▶ **Problem**
Recast the part of the data that opens with the line containing "- side-tab-marker: [28, 620, 72, 695]" and closes with the line containing "- playback-menu-list: Quick" as a JSON list of strings, one string per line, with blank lines left out.

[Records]

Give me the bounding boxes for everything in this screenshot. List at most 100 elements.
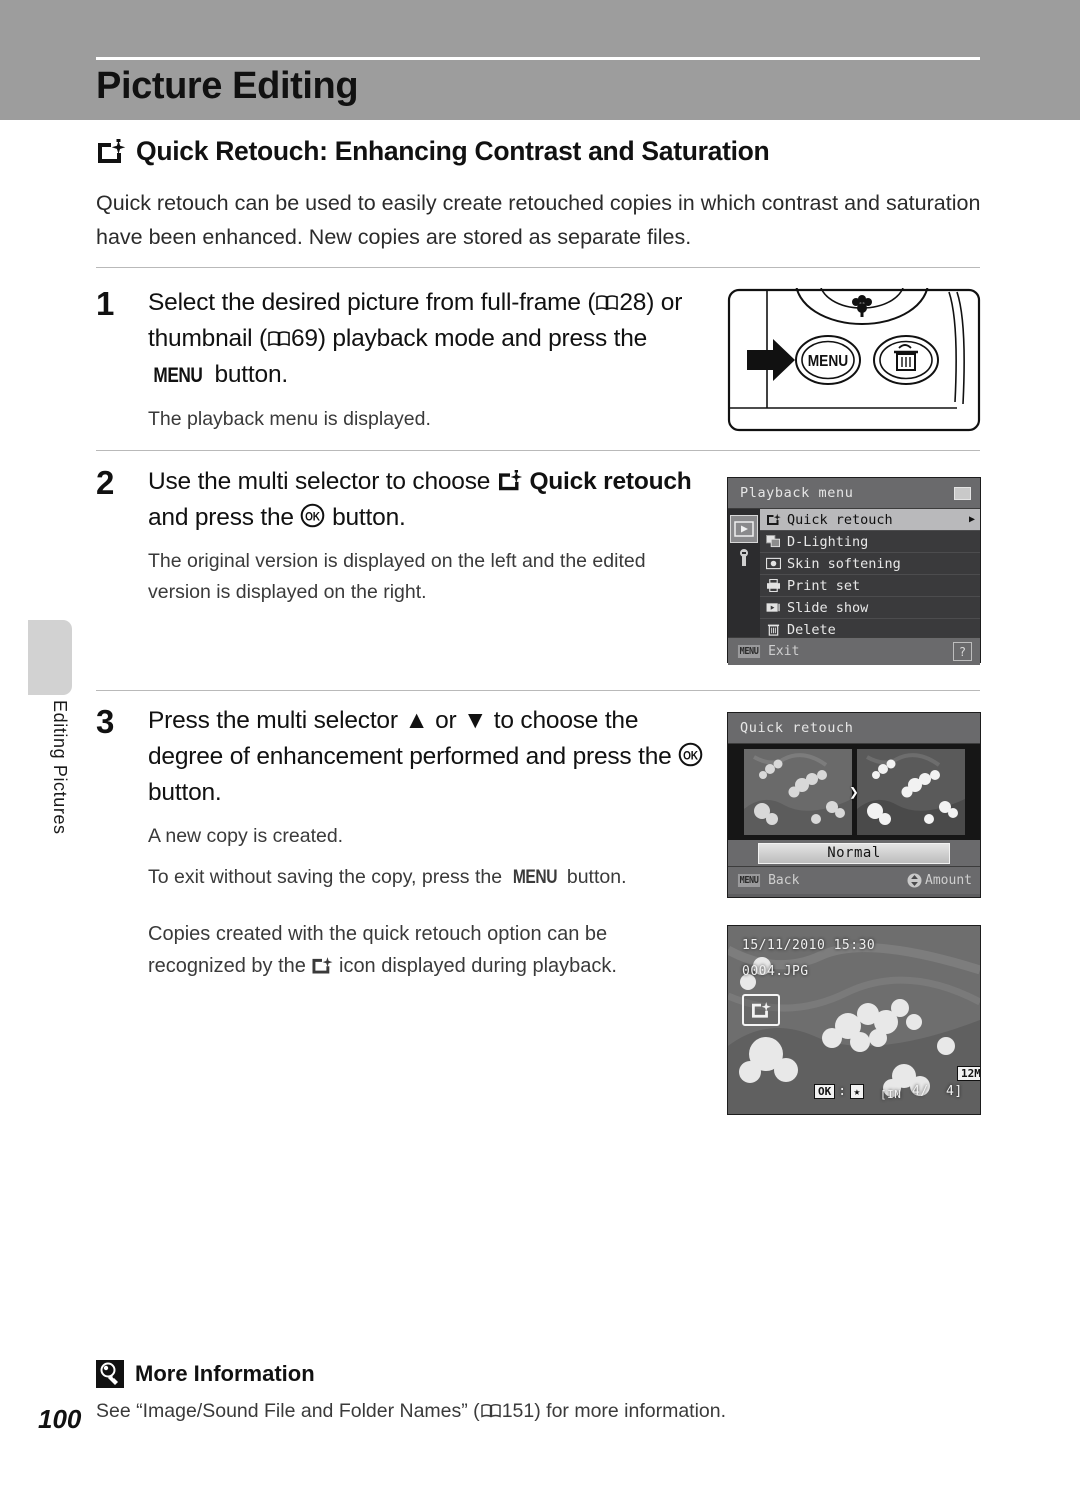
- side-tab-marker: [28, 620, 72, 695]
- print-set-icon: [766, 579, 781, 592]
- menu-item-label: Skin softening: [787, 555, 901, 572]
- multi-selector-down-icon: ▼: [463, 707, 488, 734]
- menu-item-label: Slide show: [787, 599, 869, 616]
- camera-back-illustration: MENU: [727, 239, 981, 432]
- menu-item-delete[interactable]: Delete: [760, 619, 980, 640]
- step-3-subtext-1: A new copy is created.: [148, 825, 344, 847]
- skin-softening-icon: [766, 557, 781, 570]
- playback-menu-screenshot: Playback menu Quick retouch ▶ D-Lighting: [727, 477, 981, 665]
- d-lighting-icon: [766, 535, 781, 548]
- step-1-text-a: Select the desired picture from full-fra…: [148, 289, 596, 316]
- more-information-body: See “Image/Sound File and Folder Names” …: [96, 1400, 976, 1423]
- battery-icon: [954, 487, 971, 500]
- playback-menu-list: Quick retouch ▶ D-Lighting Skin softenin…: [760, 509, 980, 640]
- quick-retouch-back-label: Back: [768, 873, 800, 888]
- ok-badge: OK: [814, 1084, 836, 1099]
- book-ref-icon: [480, 1402, 502, 1420]
- step-1-text-c: ) playback mode and press the: [317, 325, 648, 352]
- menu-button-label: MENU: [153, 364, 203, 387]
- menu-button-label: MENU: [512, 867, 557, 888]
- page-number: 100: [38, 1404, 82, 1434]
- menu-item-label: D-Lighting: [787, 533, 869, 550]
- quick-retouch-icon: [766, 513, 781, 526]
- ok-star-hint: OK : ★: [814, 1084, 865, 1099]
- memory-indicator: [IN: [880, 1088, 902, 1101]
- divider-step2: [96, 450, 980, 451]
- ok-button-icon: OK: [300, 503, 325, 528]
- playback-photo-screenshot: 15/11/2010 15:30 0004.JPG 12M OK : ★ [IN…: [727, 925, 981, 1115]
- playback-menu-body: Quick retouch ▶ D-Lighting Skin softenin…: [728, 509, 980, 640]
- playback-menu-exit-label: Exit: [768, 644, 800, 659]
- step-1-text-d: button.: [207, 361, 288, 388]
- quick-retouch-footer: MENU Back Amount: [728, 866, 980, 894]
- quick-retouch-amount-row: Normal: [728, 840, 980, 866]
- setup-wrench-tab-icon[interactable]: [731, 545, 757, 571]
- menu-item-quick-retouch[interactable]: Quick retouch ▶: [760, 509, 980, 531]
- page-title: Picture Editing: [96, 65, 359, 107]
- frame-current: 4/: [912, 1084, 929, 1099]
- menu-item-skin-softening[interactable]: Skin softening: [760, 553, 980, 575]
- photo-datetime: 15/11/2010 15:30: [742, 938, 876, 953]
- divider-step1: [96, 267, 980, 268]
- book-ref-icon: [595, 293, 619, 313]
- frame-total: 4]: [946, 1084, 963, 1099]
- lightbulb-icon: [96, 1360, 124, 1388]
- quick-retouch-title: Quick retouch: [740, 720, 854, 736]
- step-1-subtext: The playback menu is displayed.: [148, 408, 431, 430]
- step-3-subtext-2: To exit without saving the copy, press t…: [148, 862, 748, 893]
- quick-retouch-preview-row: ❯: [728, 744, 980, 840]
- menu-item-slide-show[interactable]: Slide show: [760, 597, 980, 619]
- more-info-text-b: ) for more information.: [534, 1400, 727, 1422]
- playback-menu-footer: MENU Exit ?: [728, 637, 980, 665]
- retouch-note-paragraph: Copies created with the quick retouch op…: [148, 918, 678, 982]
- quick-retouch-titlebar: Quick retouch: [728, 713, 980, 744]
- quick-retouch-screenshot: Quick retouch ❯ Normal MENU Back Amount: [727, 712, 981, 898]
- amount-value-pill[interactable]: Normal: [758, 842, 950, 864]
- slide-show-icon: [766, 601, 781, 614]
- chevron-right-icon: ▶: [968, 514, 975, 525]
- step-1-ref-28: 28: [619, 289, 647, 316]
- more-info-ref-151: 151: [501, 1400, 535, 1422]
- quick-retouch-icon: [96, 138, 126, 165]
- menu-button-badge: MENU: [737, 874, 761, 887]
- step-1-ref-69: 69: [291, 325, 318, 352]
- step-3-body: Press the multi selector ▲ or ▼ to choos…: [148, 703, 708, 893]
- multi-selector-up-icon: ▲: [404, 707, 429, 734]
- header-rule: [96, 57, 980, 60]
- playback-tab-icon[interactable]: [730, 515, 758, 543]
- section-heading: Quick Retouch: Enhancing Contrast and Sa…: [96, 136, 986, 167]
- menu-item-label: Print set: [787, 577, 861, 594]
- step-2-heading: Use the multi selector to choose Quick r…: [148, 464, 708, 536]
- ok-button-icon: OK: [678, 742, 703, 767]
- step-2-text-a: Use the multi selector to choose: [148, 468, 497, 495]
- playback-menu-title: Playback menu: [740, 485, 854, 501]
- transform-arrow-icon: ❯: [849, 782, 859, 802]
- step-2-body: Use the multi selector to choose Quick r…: [148, 464, 708, 608]
- step-number-1: 1: [96, 285, 115, 322]
- svg-text:OK: OK: [306, 511, 321, 524]
- step-number-3: 3: [96, 703, 115, 740]
- quick-retouch-badge-icon: [742, 994, 780, 1026]
- playback-menu-titlebar: Playback menu: [728, 478, 980, 509]
- step-3-heading: Press the multi selector ▲ or ▼ to choos…: [148, 703, 708, 811]
- section-title: Quick Retouch: Enhancing Contrast and Sa…: [136, 136, 770, 166]
- step-2-text-b: and press the: [148, 504, 301, 531]
- help-icon[interactable]: ?: [953, 642, 972, 661]
- divider-step3: [96, 690, 980, 691]
- menu-item-print-set[interactable]: Print set: [760, 575, 980, 597]
- svg-text:MENU: MENU: [808, 352, 848, 370]
- step-1-heading: Select the desired picture from full-fra…: [148, 285, 708, 394]
- menu-button-badge: MENU: [737, 645, 761, 658]
- menu-item-label: Delete: [787, 621, 836, 638]
- amount-hint-group: Amount: [907, 873, 972, 888]
- step-3-text-a: Press the multi selector: [148, 707, 405, 734]
- step-2-text-c: button.: [325, 504, 406, 531]
- section-intro: Quick retouch can be used to easily crea…: [96, 191, 981, 249]
- step-2-bold-quick-retouch: Quick retouch: [529, 468, 692, 495]
- delete-trash-icon: [766, 623, 781, 636]
- menu-item-d-lighting[interactable]: D-Lighting: [760, 531, 980, 553]
- svg-text:OK: OK: [683, 750, 698, 763]
- image-size-badge: 12M: [957, 1066, 980, 1081]
- step-number-2: 2: [96, 464, 115, 501]
- side-tab-label: Editing Pictures: [50, 700, 70, 835]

▶ **Exercise result**
[
  "- side-tab-marker: [28, 620, 72, 695]",
  "- print-set-icon: [766, 579, 781, 592]",
  "- menu-item-label: Skin softening: [787, 555, 901, 572]",
  "- multi-selector-down-icon: ▼: [463, 707, 488, 734]",
  "- menu-item-label: Slide show: [787, 599, 869, 616]",
  "- camera-back-illustration: MENU: [727, 239, 981, 432]",
  "- menu-item-delete[interactable]: Delete: [760, 619, 980, 640]",
  "- step-3-subtext-1: A new copy is created.: [148, 825, 344, 847]",
  "- skin-softening-icon: [766, 557, 781, 570]",
  "- playback-menu-screenshot: Playback menu Quick retouch ▶ D-Lighting: [727, 477, 981, 665]",
  "- d-lighting-icon: [766, 535, 781, 548]",
  "- step-1-text-a: Select the desired picture from full-fra…: [148, 289, 596, 316]",
  "- more-information-body: See “Image/Sound File and Folder Names” …: [96, 1400, 976, 1423]",
  "- battery-icon: [954, 487, 971, 500]",
  "- playback-menu-list: Quick retouch ▶ D-Lighting Skin softenin…: [760, 509, 980, 640]"
]